Data lines:
------------------------
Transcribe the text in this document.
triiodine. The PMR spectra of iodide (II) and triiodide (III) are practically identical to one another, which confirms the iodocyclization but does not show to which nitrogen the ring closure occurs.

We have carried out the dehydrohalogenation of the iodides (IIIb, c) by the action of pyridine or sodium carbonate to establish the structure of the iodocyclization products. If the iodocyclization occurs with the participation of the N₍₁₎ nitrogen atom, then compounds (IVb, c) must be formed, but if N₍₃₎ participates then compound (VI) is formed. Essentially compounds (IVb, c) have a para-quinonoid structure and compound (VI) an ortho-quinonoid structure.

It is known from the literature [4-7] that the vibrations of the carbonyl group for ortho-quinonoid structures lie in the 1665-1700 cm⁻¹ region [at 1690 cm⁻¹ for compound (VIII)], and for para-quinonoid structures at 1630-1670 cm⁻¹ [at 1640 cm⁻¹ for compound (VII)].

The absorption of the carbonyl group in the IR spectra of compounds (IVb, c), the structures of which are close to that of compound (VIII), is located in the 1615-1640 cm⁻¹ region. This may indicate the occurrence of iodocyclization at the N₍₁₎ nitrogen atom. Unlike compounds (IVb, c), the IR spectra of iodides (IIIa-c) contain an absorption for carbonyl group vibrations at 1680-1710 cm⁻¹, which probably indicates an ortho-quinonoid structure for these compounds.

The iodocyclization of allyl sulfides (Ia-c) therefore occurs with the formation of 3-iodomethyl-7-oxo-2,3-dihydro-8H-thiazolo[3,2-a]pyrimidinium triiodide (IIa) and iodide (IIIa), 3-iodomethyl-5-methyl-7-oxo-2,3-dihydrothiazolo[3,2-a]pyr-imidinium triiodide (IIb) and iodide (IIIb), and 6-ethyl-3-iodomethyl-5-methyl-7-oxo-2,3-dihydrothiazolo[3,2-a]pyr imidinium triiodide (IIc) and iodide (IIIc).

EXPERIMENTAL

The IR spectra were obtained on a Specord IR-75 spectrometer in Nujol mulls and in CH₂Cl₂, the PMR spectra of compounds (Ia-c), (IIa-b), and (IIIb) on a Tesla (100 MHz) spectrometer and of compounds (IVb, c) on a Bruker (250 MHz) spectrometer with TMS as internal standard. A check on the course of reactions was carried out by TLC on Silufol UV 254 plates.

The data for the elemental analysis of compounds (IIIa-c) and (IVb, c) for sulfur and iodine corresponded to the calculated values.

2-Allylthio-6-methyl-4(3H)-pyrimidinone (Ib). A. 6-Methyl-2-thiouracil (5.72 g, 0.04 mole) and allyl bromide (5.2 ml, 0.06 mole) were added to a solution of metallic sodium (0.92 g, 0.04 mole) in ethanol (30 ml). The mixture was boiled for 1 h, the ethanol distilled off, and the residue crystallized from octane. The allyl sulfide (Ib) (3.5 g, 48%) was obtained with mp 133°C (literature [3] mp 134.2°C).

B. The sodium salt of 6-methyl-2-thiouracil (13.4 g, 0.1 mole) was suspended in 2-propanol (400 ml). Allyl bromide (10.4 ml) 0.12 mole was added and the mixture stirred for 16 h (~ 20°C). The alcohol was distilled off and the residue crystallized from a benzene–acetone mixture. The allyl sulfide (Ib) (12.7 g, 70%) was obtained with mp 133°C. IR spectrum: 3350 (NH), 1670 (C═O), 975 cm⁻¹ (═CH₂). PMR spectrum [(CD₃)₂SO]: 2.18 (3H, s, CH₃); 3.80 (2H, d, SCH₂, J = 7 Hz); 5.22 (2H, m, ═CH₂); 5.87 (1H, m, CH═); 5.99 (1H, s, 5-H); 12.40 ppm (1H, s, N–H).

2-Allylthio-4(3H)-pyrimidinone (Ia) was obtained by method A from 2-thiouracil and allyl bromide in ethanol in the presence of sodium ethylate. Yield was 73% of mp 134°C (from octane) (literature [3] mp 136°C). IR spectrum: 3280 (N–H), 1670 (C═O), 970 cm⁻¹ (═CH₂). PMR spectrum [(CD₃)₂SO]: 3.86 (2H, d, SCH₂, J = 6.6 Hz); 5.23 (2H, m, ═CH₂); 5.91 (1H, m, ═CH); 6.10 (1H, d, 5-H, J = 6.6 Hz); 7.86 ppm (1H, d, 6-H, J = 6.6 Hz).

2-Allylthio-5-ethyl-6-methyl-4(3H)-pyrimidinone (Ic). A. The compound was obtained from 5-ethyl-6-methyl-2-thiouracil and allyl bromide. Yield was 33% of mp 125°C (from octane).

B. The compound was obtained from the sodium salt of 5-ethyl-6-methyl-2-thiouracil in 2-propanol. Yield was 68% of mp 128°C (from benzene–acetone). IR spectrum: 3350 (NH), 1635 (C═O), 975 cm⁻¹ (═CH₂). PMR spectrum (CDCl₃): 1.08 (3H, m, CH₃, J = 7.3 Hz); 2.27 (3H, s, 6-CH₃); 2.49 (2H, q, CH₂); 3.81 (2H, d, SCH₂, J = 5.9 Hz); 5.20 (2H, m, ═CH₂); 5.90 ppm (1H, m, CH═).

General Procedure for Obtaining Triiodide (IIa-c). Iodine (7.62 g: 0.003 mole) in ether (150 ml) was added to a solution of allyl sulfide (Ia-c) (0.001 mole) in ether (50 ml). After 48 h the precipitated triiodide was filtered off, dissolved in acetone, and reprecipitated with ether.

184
------------------------
What the task asks: Reproduce the listing above word for word.

Solved exercise:
Transcribe the text in this document.
triiodine. The PMR spectra of iodide (II) and triiodide (III) are practically identical to one another, which confirms the iodocyclization but does not show to which nitrogen the ring closure occurs.

We have carried out the dehydrohalogenation of the iodides (IIIb, c) by the action of pyridine or sodium carbonate to establish the structure of the iodocyclization products. If the iodocyclization occurs with the participation of the N₍₁₎ nitrogen atom, then compounds (IVb, c) must be formed, but if N₍₃₎ participates then compound (VI) is formed. Essentially compounds (IVb, c) have a para-quinonoid structure and compound (VI) an ortho-quinonoid structure.

It is known from the literature [4-7] that the vibrations of the carbonyl group for ortho-quinonoid structures lie in the 1665-1700 cm⁻¹ region [at 1690 cm⁻¹ for compound (VIII)], and for para-quinonoid structures at 1630-1670 cm⁻¹ [at 1640 cm⁻¹ for compound (VII)].

The absorption of the carbonyl group in the IR spectra of compounds (IVb, c), the structures of which are close to that of compound (VIII), is located in the 1615-1640 cm⁻¹ region. This may indicate the occurrence of iodocyclization at the N₍₁₎ nitrogen atom. Unlike compounds (IVb, c), the IR spectra of iodides (IIIa-c) contain an absorption for carbonyl group vibrations at 1680-1710 cm⁻¹, which probably indicates an ortho-quinonoid structure for these compounds.

The iodocyclization of allyl sulfides (Ia-c) therefore occurs with the formation of 3-iodomethyl-7-oxo-2,3-dihydro-8H-thiazolo[3,2-a]pyrimidinium triiodide (IIa) and iodide (IIIa), 3-iodomethyl-5-methyl-7-oxo-2,3-dihydrothiazolo[3,2-a]pyr-imidinium triiodide (IIb) and iodide (IIIb), and 6-ethyl-3-iodomethyl-5-methyl-7-oxo-2,3-dihydrothiazolo[3,2-a]pyr imidinium triiodide (IIc) and iodide (IIIc).

EXPERIMENTAL

The IR spectra were obtained on a Specord IR-75 spectrometer in Nujol mulls and in CH₂Cl₂, the PMR spectra of compounds (Ia-c), (IIa-b), and (IIIb) on a Tesla (100 MHz) spectrometer and of compounds (IVb, c) on a Bruker (250 MHz) spectrometer with TMS as internal standard. A check on the course of reactions was carried out by TLC on Silufol UV 254 plates.

The data for the elemental analysis of compounds (IIIa-c) and (IVb, c) for sulfur and iodine corresponded to the calculated values.

2-Allylthio-6-methyl-4(3H)-pyrimidinone (Ib). A. 6-Methyl-2-thiouracil (5.72 g, 0.04 mole) and allyl bromide (5.2 ml, 0.06 mole) were added to a solution of metallic sodium (0.92 g, 0.04 mole) in ethanol (30 ml). The mixture was boiled for 1 h, the ethanol distilled off, and the residue crystallized from octane. The allyl sulfide (Ib) (3.5 g, 48%) was obtained with mp 133°C (literature [3] mp 134.2°C).

B. The sodium salt of 6-methyl-2-thiouracil (13.4 g, 0.1 mole) was suspended in 2-propanol (400 ml). Allyl bromide (10.4 ml) 0.12 mole was added and the mixture stirred for 16 h (~ 20°C). The alcohol was distilled off and the residue crystallized from a benzene–acetone mixture. The allyl sulfide (Ib) (12.7 g, 70%) was obtained with mp 133°C. IR spectrum: 3350 (NH), 1670 (C═O), 975 cm⁻¹ (═CH₂). PMR spectrum [(CD₃)₂SO]: 2.18 (3H, s, CH₃); 3.80 (2H, d, SCH₂, J = 7 Hz); 5.22 (2H, m, ═CH₂); 5.87 (1H, m, CH═); 5.99 (1H, s, 5-H); 12.40 ppm (1H, s, N–H).

2-Allylthio-4(3H)-pyrimidinone (Ia) was obtained by method A from 2-thiouracil and allyl bromide in ethanol in the presence of sodium ethylate. Yield was 73% of mp 134°C (from octane) (literature [3] mp 136°C). IR spectrum: 3280 (N–H), 1670 (C═O), 970 cm⁻¹ (═CH₂). PMR spectrum [(CD₃)₂SO]: 3.86 (2H, d, SCH₂, J = 6.6 Hz); 5.23 (2H, m, ═CH₂); 5.91 (1H, m, ═CH); 6.10 (1H, d, 5-H, J = 6.6 Hz); 7.86 ppm (1H, d, 6-H, J = 6.6 Hz).

2-Allylthio-5-ethyl-6-methyl-4(3H)-pyrimidinone (Ic). A. The compound was obtained from 5-ethyl-6-methyl-2-thiouracil and allyl bromide. Yield was 33% of mp 125°C (from octane).

B. The compound was obtained from the sodium salt of 5-ethyl-6-methyl-2-thiouracil in 2-propanol. Yield was 68% of mp 128°C (from benzene–acetone). IR spectrum: 3350 (NH), 1635 (C═O), 975 cm⁻¹ (═CH₂). PMR spectrum (CDCl₃): 1.08 (3H, m, CH₃, J = 7.3 Hz); 2.27 (3H, s, 6-CH₃); 2.49 (2H, q, CH₂); 3.81 (2H, d, SCH₂, J = 5.9 Hz); 5.20 (2H, m, ═CH₂); 5.90 ppm (1H, m, CH═).

General Procedure for Obtaining Triiodide (IIa-c). Iodine (7.62 g: 0.003 mole) in ether (150 ml) was added to a solution of allyl sulfide (Ia-c) (0.001 mole) in ether (50 ml). After 48 h the precipitated triiodide was filtered off, dissolved in acetone, and reprecipitated with ether.

184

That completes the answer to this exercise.